/---

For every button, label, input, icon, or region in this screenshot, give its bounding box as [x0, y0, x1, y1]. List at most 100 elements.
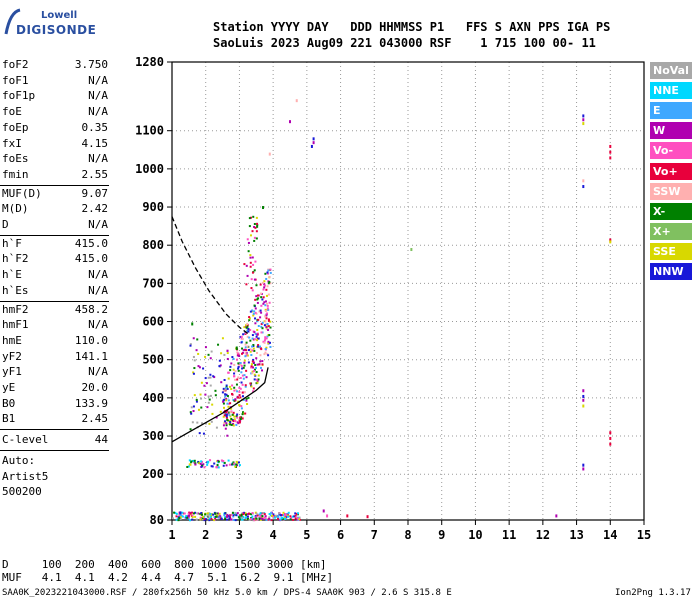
echo-point [236, 378, 239, 381]
param-value: N/A [88, 283, 108, 297]
echo-point [211, 513, 214, 516]
x-tick-label: 6 [337, 528, 344, 542]
echo-point [233, 415, 236, 418]
echo-point [206, 406, 209, 409]
echo-point [254, 515, 257, 518]
echo-point [264, 351, 267, 354]
echo-point [201, 422, 204, 425]
echo-point [609, 431, 612, 435]
echo-point [200, 406, 203, 409]
echo-point [262, 302, 265, 305]
y-tick-label: 800 [142, 238, 164, 252]
echo-point [253, 304, 256, 307]
echo-point [192, 512, 195, 515]
echo-point [259, 283, 262, 286]
echo-point [256, 298, 259, 301]
echo-point [243, 326, 246, 329]
echo-point [225, 399, 228, 402]
param-value: 415.0 [74, 236, 108, 250]
param-value: N/A [88, 268, 108, 282]
echo-point [240, 371, 243, 374]
echo-point [188, 463, 191, 466]
echo-point [217, 460, 220, 463]
echo-point [281, 516, 284, 519]
echo-point [246, 515, 249, 518]
echo-point [226, 434, 229, 437]
echo-point [271, 514, 274, 517]
legend-item-ssw: SSW [650, 182, 692, 200]
echo-point [267, 325, 270, 328]
echo-point [207, 401, 210, 404]
echo-point [266, 323, 269, 326]
echo-point [224, 411, 227, 414]
echo-point [237, 352, 240, 355]
echo-point [295, 99, 298, 103]
echo-point [223, 461, 226, 464]
echo-point [294, 514, 297, 517]
echo-point [233, 363, 236, 366]
param-value: 2.55 [81, 167, 109, 181]
echo-point [222, 415, 225, 418]
echo-point [232, 357, 235, 360]
echo-point [261, 298, 264, 301]
echo-point [261, 512, 264, 515]
echo-point [256, 518, 259, 521]
echo-point [236, 416, 239, 419]
echo-point [287, 511, 290, 514]
echo-point [229, 365, 232, 368]
echo-point [191, 514, 194, 517]
echo-point [256, 320, 259, 323]
echo-point [175, 512, 178, 515]
echo-point [582, 467, 585, 471]
echo-point [238, 390, 241, 393]
echo-point [234, 378, 237, 381]
echo-point [228, 385, 231, 388]
echo-point [195, 400, 198, 403]
echo-point [256, 381, 259, 384]
echo-point [236, 354, 239, 357]
param-value: N/A [88, 365, 108, 379]
echo-point [241, 516, 244, 519]
echo-point [241, 391, 244, 394]
echo-point [241, 337, 244, 340]
echo-point [267, 269, 270, 272]
echo-point [582, 185, 585, 189]
echo-point [250, 372, 253, 375]
echo-point [260, 325, 263, 328]
echo-point [248, 225, 251, 228]
echo-point [189, 512, 192, 515]
echo-point [267, 318, 270, 321]
echo-point [173, 511, 176, 514]
echo-point [240, 337, 243, 340]
autoscale-line: Auto: [2, 453, 36, 467]
echo-point [252, 358, 255, 361]
echo-point [237, 396, 240, 399]
echo-point [204, 346, 207, 349]
echo-point [187, 465, 190, 468]
echo-point [261, 281, 264, 284]
echo-point [230, 423, 233, 426]
echo-point [259, 518, 262, 521]
echo-point [249, 261, 252, 264]
echo-point [215, 416, 218, 419]
echo-point [174, 511, 177, 514]
echo-point [284, 517, 287, 520]
echo-point [312, 137, 315, 141]
echo-point [265, 337, 268, 340]
echo-point [251, 337, 254, 340]
echo-point [263, 286, 266, 289]
echo-point [235, 514, 238, 517]
echo-point [209, 459, 212, 462]
echo-point [260, 304, 263, 307]
param-row-fof1: foF1 N/A [2, 74, 108, 89]
echo-point [230, 392, 233, 395]
echo-point [263, 341, 266, 344]
echo-point [220, 352, 223, 355]
echo-point [609, 144, 612, 148]
echo-point [202, 432, 205, 435]
echo-point [246, 345, 249, 348]
echo-point [253, 338, 256, 341]
echo-point [253, 378, 256, 381]
echo-point [199, 393, 202, 396]
echo-point [218, 514, 221, 517]
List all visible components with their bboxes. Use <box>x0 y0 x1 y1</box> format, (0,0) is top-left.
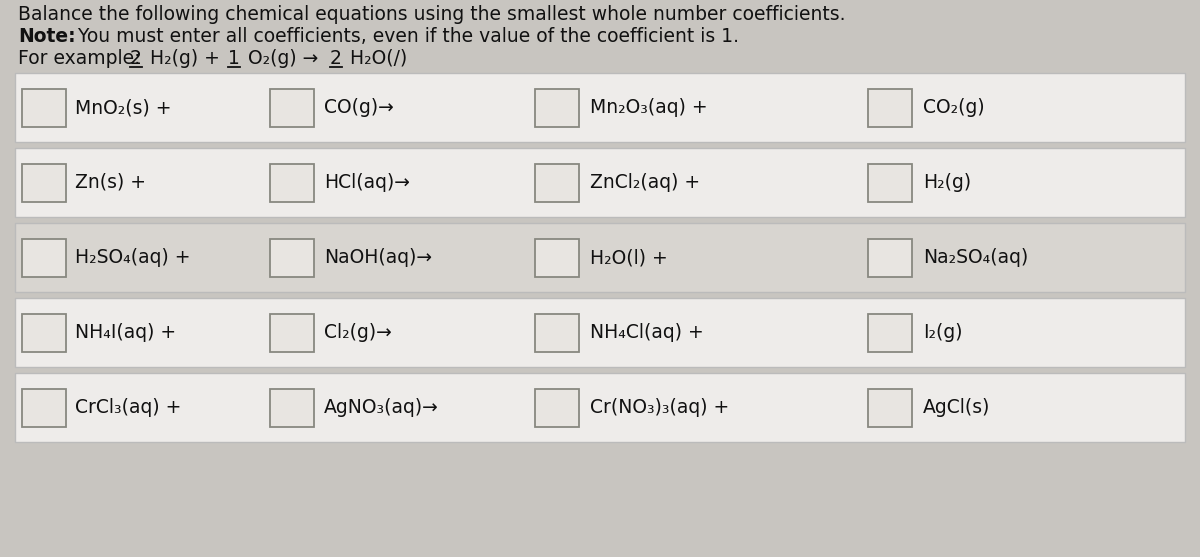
FancyBboxPatch shape <box>14 148 1186 217</box>
FancyBboxPatch shape <box>14 223 1186 292</box>
Text: H₂(g) +: H₂(g) + <box>144 48 226 67</box>
FancyBboxPatch shape <box>22 238 66 276</box>
Text: For example:: For example: <box>18 48 140 67</box>
Text: NaOH(aq)→: NaOH(aq)→ <box>324 248 432 267</box>
FancyBboxPatch shape <box>535 314 580 351</box>
FancyBboxPatch shape <box>270 238 314 276</box>
FancyBboxPatch shape <box>22 89 66 126</box>
Text: MnO₂(s) +: MnO₂(s) + <box>74 98 172 117</box>
Text: H₂O(l) +: H₂O(l) + <box>590 248 667 267</box>
Text: Mn₂O₃(aq) +: Mn₂O₃(aq) + <box>590 98 708 117</box>
FancyBboxPatch shape <box>868 238 912 276</box>
FancyBboxPatch shape <box>535 89 580 126</box>
Text: Note:: Note: <box>18 27 76 46</box>
Text: 1: 1 <box>228 48 240 67</box>
FancyBboxPatch shape <box>868 388 912 427</box>
Text: HCl(aq)→: HCl(aq)→ <box>324 173 410 192</box>
Text: Cl₂(g)→: Cl₂(g)→ <box>324 323 392 342</box>
Text: ZnCl₂(aq) +: ZnCl₂(aq) + <box>590 173 700 192</box>
FancyBboxPatch shape <box>535 164 580 202</box>
FancyBboxPatch shape <box>868 89 912 126</box>
Text: Na₂SO₄(aq): Na₂SO₄(aq) <box>923 248 1028 267</box>
FancyBboxPatch shape <box>22 388 66 427</box>
Text: H₂SO₄(aq) +: H₂SO₄(aq) + <box>74 248 191 267</box>
FancyBboxPatch shape <box>868 164 912 202</box>
FancyBboxPatch shape <box>270 89 314 126</box>
FancyBboxPatch shape <box>14 298 1186 367</box>
Text: Zn(s) +: Zn(s) + <box>74 173 146 192</box>
Text: O₂(g) →: O₂(g) → <box>242 48 324 67</box>
Text: CO(g)→: CO(g)→ <box>324 98 394 117</box>
Text: H₂O(/): H₂O(/) <box>344 48 407 67</box>
Text: 2: 2 <box>130 48 142 67</box>
Text: I₂(g): I₂(g) <box>923 323 962 342</box>
Text: You must enter all coefficients, even if the value of the coefficient is 1.: You must enter all coefficients, even if… <box>72 27 739 46</box>
FancyBboxPatch shape <box>14 373 1186 442</box>
FancyBboxPatch shape <box>270 388 314 427</box>
Text: 2: 2 <box>330 48 342 67</box>
FancyBboxPatch shape <box>22 164 66 202</box>
FancyBboxPatch shape <box>22 314 66 351</box>
FancyBboxPatch shape <box>535 388 580 427</box>
Text: CO₂(g): CO₂(g) <box>923 98 985 117</box>
Text: NH₄I(aq) +: NH₄I(aq) + <box>74 323 176 342</box>
Text: Balance the following chemical equations using the smallest whole number coeffic: Balance the following chemical equations… <box>18 4 846 23</box>
Text: Cr(NO₃)₃(aq) +: Cr(NO₃)₃(aq) + <box>590 398 730 417</box>
FancyBboxPatch shape <box>868 314 912 351</box>
FancyBboxPatch shape <box>14 73 1186 142</box>
FancyBboxPatch shape <box>270 314 314 351</box>
Text: NH₄Cl(aq) +: NH₄Cl(aq) + <box>590 323 703 342</box>
FancyBboxPatch shape <box>535 238 580 276</box>
FancyBboxPatch shape <box>270 164 314 202</box>
Text: AgNO₃(aq)→: AgNO₃(aq)→ <box>324 398 439 417</box>
Text: CrCl₃(aq) +: CrCl₃(aq) + <box>74 398 181 417</box>
Text: AgCl(s): AgCl(s) <box>923 398 990 417</box>
Text: H₂(g): H₂(g) <box>923 173 971 192</box>
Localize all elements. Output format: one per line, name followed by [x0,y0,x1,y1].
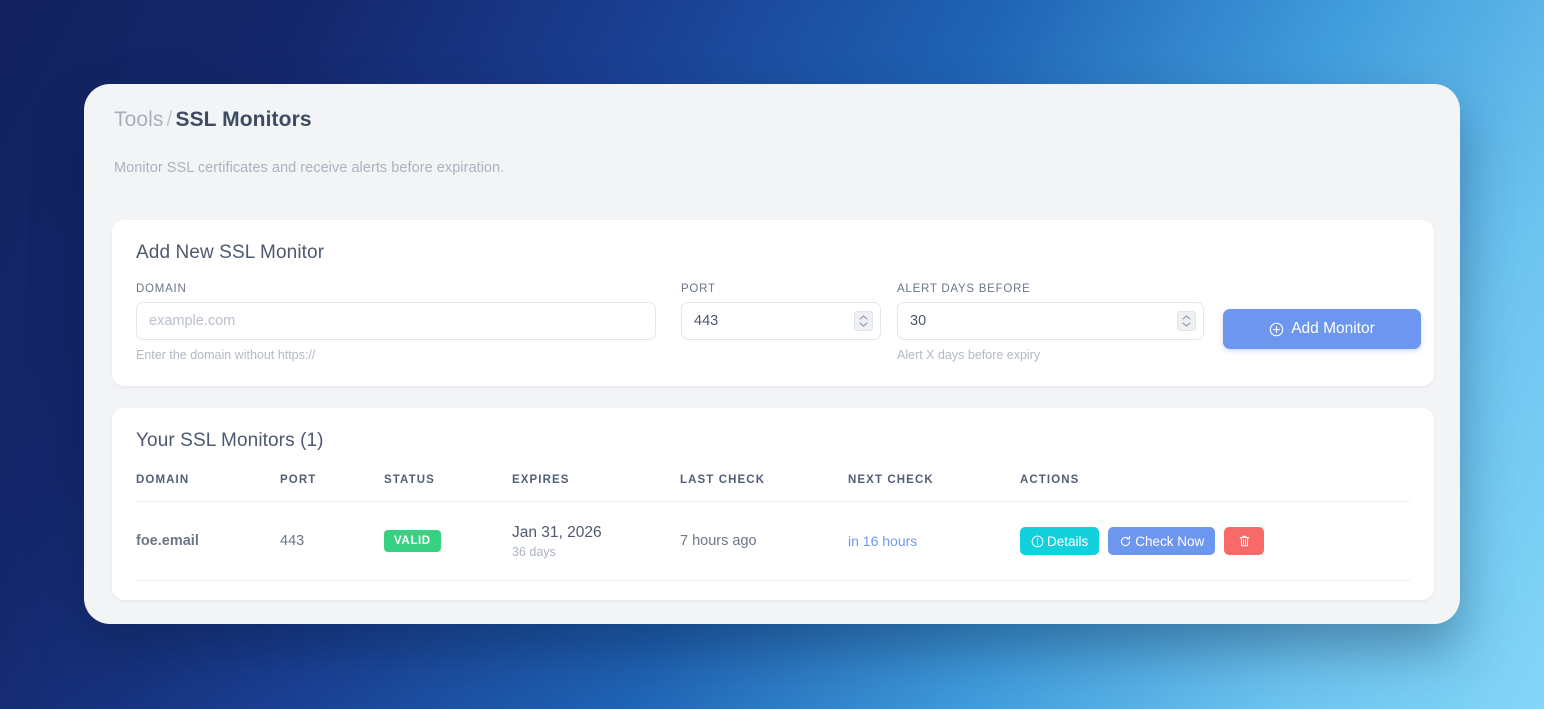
alert-days-hint: Alert X days before expiry [897,348,1041,362]
alert-days-field-group: ALERT DAYS BEFORE Alert X days before ex… [897,283,1204,362]
domain-hint: Enter the domain without https:// [136,348,316,362]
port-label: PORT [681,283,716,295]
check-now-button[interactable]: Check Now [1108,527,1216,556]
cell-last-check: 7 hours ago [680,501,848,582]
chevron-down-icon [1182,322,1191,327]
check-now-button-label: Check Now [1135,533,1205,549]
delete-button[interactable] [1224,527,1265,556]
column-header-expires: EXPIRES [512,474,680,502]
domain-field-group: DOMAIN Enter the domain without https:// [136,283,656,362]
column-header-port: PORT [280,474,384,502]
table-row: foe.email 443 VALID Jan 31, 2026 36 days… [136,501,1410,582]
add-monitor-button[interactable]: Add Monitor [1223,309,1421,349]
next-check-value: in 16 hours [848,532,918,549]
alert-days-input[interactable] [897,302,1204,340]
port-stepper[interactable] [854,311,873,331]
plus-circle-icon [1269,322,1284,336]
add-monitor-panel: Add New SSL Monitor DOMAIN Enter the dom… [112,220,1434,386]
column-header-status: STATUS [384,474,512,502]
port-field-group: PORT [681,283,881,340]
details-button[interactable]: Details [1020,527,1100,556]
details-button-label: Details [1047,533,1089,549]
monitors-panel: Your SSL Monitors (1) DOMAIN PORT STATUS… [112,408,1434,600]
add-monitor-title: Add New SSL Monitor [136,242,325,263]
cell-port: 443 [280,501,384,582]
cell-next-check: in 16 hours [848,501,1020,582]
cell-domain: foe.email [136,501,280,582]
status-badge: VALID [384,530,441,553]
add-monitor-button-label: Add Monitor [1291,320,1375,337]
domain-input[interactable] [136,302,656,340]
page-subtitle: Monitor SSL certificates and receive ale… [114,160,505,176]
row-actions: Details Check Now [1020,527,1410,556]
chevron-up-icon [1182,315,1191,320]
breadcrumb-parent[interactable]: Tools [114,108,164,131]
column-header-actions: ACTIONS [1020,474,1410,502]
chevron-up-icon [859,315,868,320]
chevron-down-icon [859,322,868,327]
page-title: SSL Monitors [175,108,312,131]
add-monitor-form: DOMAIN Enter the domain without https://… [136,283,1421,377]
trash-icon [1239,535,1250,547]
alert-days-stepper[interactable] [1177,311,1196,331]
cell-status: VALID [384,501,512,582]
cell-actions: Details Check Now [1020,501,1410,582]
monitors-table: DOMAIN PORT STATUS EXPIRES LAST CHECK NE… [136,474,1410,582]
port-input[interactable] [681,302,881,340]
info-circle-icon [1031,535,1044,548]
refresh-icon [1121,535,1131,546]
breadcrumb-separator: / [166,108,173,131]
monitors-title: Your SSL Monitors (1) [136,430,324,451]
expires-days-remaining: 36 days [512,545,556,560]
expires-date: Jan 31, 2026 [512,524,602,541]
domain-label: DOMAIN [136,283,187,295]
column-header-last-check: LAST CHECK [680,474,848,502]
column-header-next-check: NEXT CHECK [848,474,1020,502]
cell-expires: Jan 31, 2026 36 days [512,501,680,582]
column-header-domain: DOMAIN [136,474,280,502]
app-card: Tools / SSL Monitors Monitor SSL certifica… [84,84,1460,624]
alert-days-label: ALERT DAYS BEFORE [897,283,1031,295]
table-header-row: DOMAIN PORT STATUS EXPIRES LAST CHECK NE… [136,474,1410,502]
breadcrumb: Tools / SSL Monitors [114,108,312,132]
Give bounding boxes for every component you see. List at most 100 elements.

\---

**Your instructions:** Reproduce, character for character, every line of the items from the line holding "alert-days-hint: Alert X" through the line holding "port-field-group: PORT [681,283,881,340]", inclusive.

**Written reply:**
alert-days-hint: Alert X days before expiry [897,348,1041,362]
alert-days-field-group: ALERT DAYS BEFORE Alert X days before ex… [897,283,1204,362]
domain-hint: Enter the domain without https:// [136,348,316,362]
port-label: PORT [681,283,716,295]
check-now-button[interactable]: Check Now [1108,527,1216,556]
cell-last-check: 7 hours ago [680,501,848,582]
chevron-down-icon [1182,322,1191,327]
check-now-button-label: Check Now [1135,533,1205,549]
delete-button[interactable] [1224,527,1265,556]
column-header-expires: EXPIRES [512,474,680,502]
domain-field-group: DOMAIN Enter the domain without https:// [136,283,656,362]
column-header-port: PORT [280,474,384,502]
table-row: foe.email 443 VALID Jan 31, 2026 36 days… [136,501,1410,582]
add-monitor-button[interactable]: Add Monitor [1223,309,1421,349]
next-check-value: in 16 hours [848,532,918,549]
alert-days-input[interactable] [897,302,1204,340]
port-stepper[interactable] [854,311,873,331]
plus-circle-icon [1269,322,1284,336]
add-monitor-panel: Add New SSL Monitor DOMAIN Enter the dom… [112,220,1434,386]
column-header-status: STATUS [384,474,512,502]
port-field-group: PORT [681,283,881,340]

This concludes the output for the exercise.